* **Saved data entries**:

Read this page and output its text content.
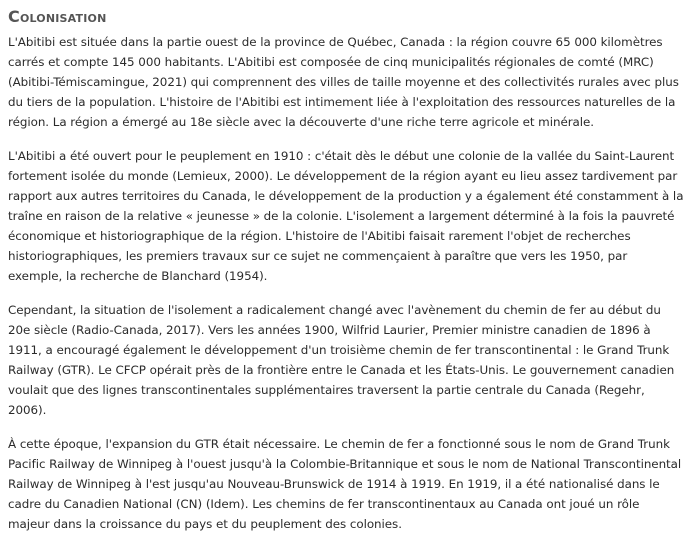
Colonisation

L'Abitibi est située dans la partie ouest de la province de Québec, Canada : la région couvre 65 000 kilomètres carrés et compte 145 000 habitants. L'Abitibi est composée de cinq municipalités régionales de comté (MRC) (Abitibi-Témiscamingue, 2021) qui comprennent des villes de taille moyenne et des collectivités rurales avec plus du tiers de la population. L'histoire de l'Abitibi est intimement liée à l'exploitation des ressources naturelles de la région. La région a émergé au 18e siècle avec la découverte d'une riche terre agricole et minérale.

L'Abitibi a été ouvert pour le peuplement en 1910 : c'était dès le début une colonie de la vallée du Saint-Laurent fortement isolée du monde (Lemieux, 2000). Le développement de la région ayant eu lieu assez tardivement par rapport aux autres territoires du Canada, le développement de la production y a également été constamment à la traîne en raison de la relative « jeunesse » de la colonie. L'isolement a largement déterminé à la fois la pauvreté économique et historiographique de la région. L'histoire de l'Abitibi faisait rarement l'objet de recherches historiographiques, les premiers travaux sur ce sujet ne commençaient à paraître que vers les 1950, par exemple, la recherche de Blanchard (1954).

Cependant, la situation de l'isolement a radicalement changé avec l'avènement du chemin de fer au début du 20e siècle (Radio-Canada, 2017). Vers les années 1900, Wilfrid Laurier, Premier ministre canadien de 1896 à 1911, a encouragé également le développement d'un troisième chemin de fer transcontinental : le Grand Trunk Railway (GTR). Le CFCP opérait près de la frontière entre le Canada et les États-Unis. Le gouvernement canadien voulait que des lignes transcontinentales supplémentaires traversent la partie centrale du Canada (Regehr, 2006).

À cette époque, l'expansion du GTR était nécessaire. Le chemin de fer a fonctionné sous le nom de Grand Trunk Pacific Railway de Winnipeg à l'ouest jusqu'à la Colombie-Britannique et sous le nom de National Transcontinental Railway de Winnipeg à l'est jusqu'au Nouveau-Brunswick de 1914 à 1919. En 1919, il a été nationalisé dans le cadre du Canadien National (CN) (Idem). Les chemins de fer transcontinentaux au Canada ont joué un rôle majeur dans la croissance du pays et du peuplement des colonies.
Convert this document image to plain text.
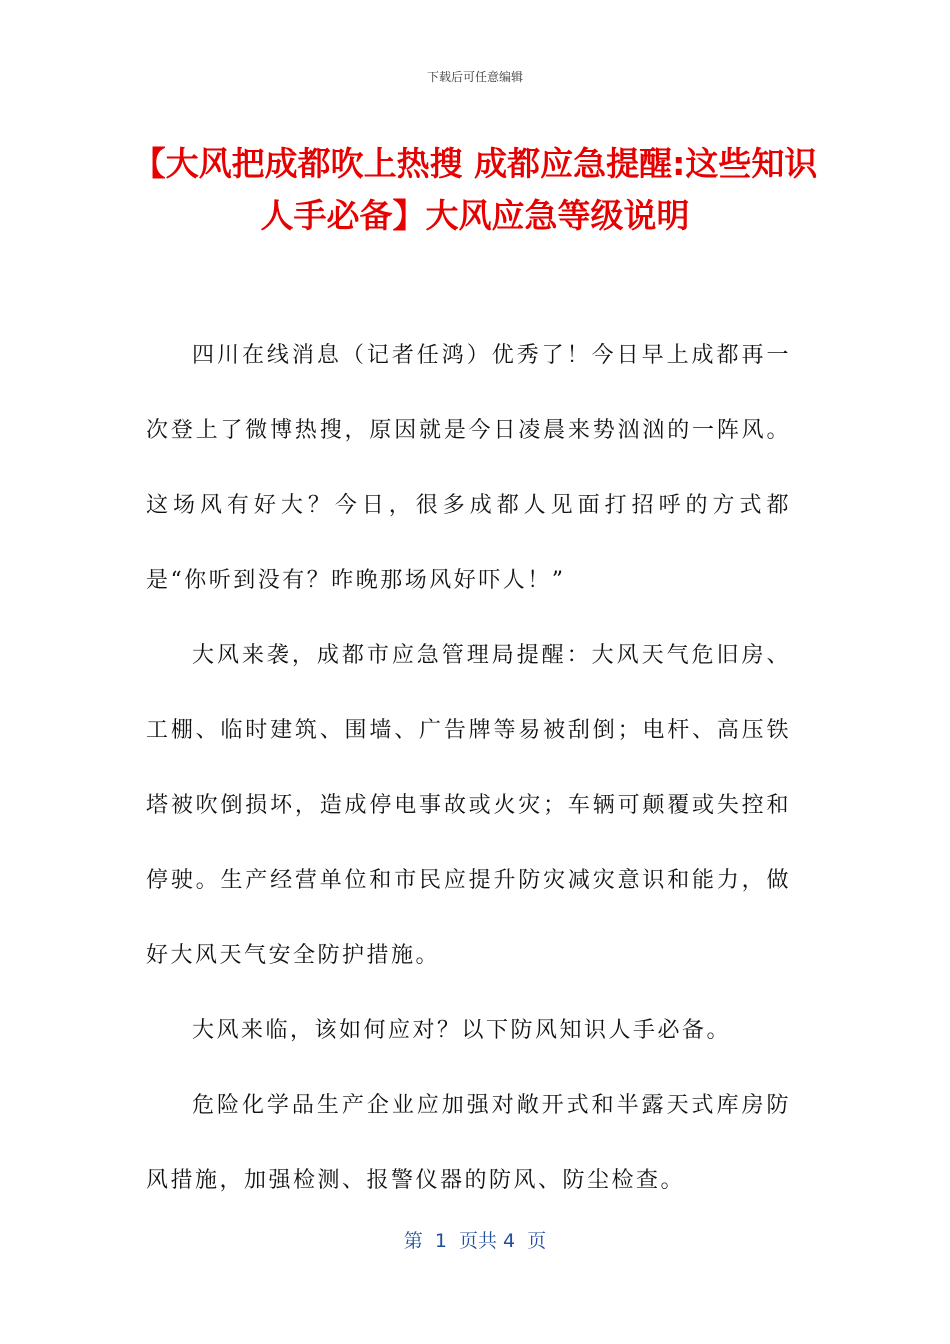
下载后可任意编辑
【大风把成都吹上热搜 成都应急提醒:这些知识人手必备】大风应急等级说明

四川在线消息（记者任鸿）优秀了！今日早上成都再一次登上了微博热搜，原因就是今日凌晨来势汹汹的一阵风。这场风有好大？今日，很多成都人见面打招呼的方式都是“你听到没有？昨晚那场风好吓人！”

大风来袭，成都市应急管理局提醒：大风天气危旧房、工棚、临时建筑、围墙、广告牌等易被刮倒；电杆、高压铁塔被吹倒损坏，造成停电事故或火灾；车辆可颠覆或失控和停驶。生产经营单位和市民应提升防灾减灾意识和能力，做好大风天气安全防护措施。

大风来临，该如何应对？以下防风知识人手必备。

危险化学品生产企业应加强对敞开式和半露天式库房防风措施，加强检测、报警仪器的防风、防尘检查。

第  1  页共 4  页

* **Stated problem**:
Which lines above hold the word "siècle"? Copy each of them.

* **Result of this task**:
L'Abitibi est située dans la partie ouest de la province de Québec, Canada : la région couvre 65 000 kilomètres carrés et compte 145 000 habitants. L'Abitibi est composée de cinq municipalités régionales de comté (MRC) (Abitibi-Témiscamingue, 2021) qui comprennent des villes de taille moyenne et des collectivités rurales avec plus du tiers de la population. L'histoire de l'Abitibi est intimement liée à l'exploitation des ressources naturelles de la région. La région a émergé au 18e siècle avec la découverte d'une riche terre agricole et minérale.
Cependant, la situation de l'isolement a radicalement changé avec l'avènement du chemin de fer au début du 20e siècle (Radio-Canada, 2017). Vers les années 1900, Wilfrid Laurier, Premier ministre canadien de 1896 à 1911, a encouragé également le développement d'un troisième chemin de fer transcontinental : le Grand Trunk Railway (GTR). Le CFCP opérait près de la frontière entre le Canada et les États-Unis. Le gouvernement canadien voulait que des lignes transcontinentales supplémentaires traversent la partie centrale du Canada (Regehr, 2006).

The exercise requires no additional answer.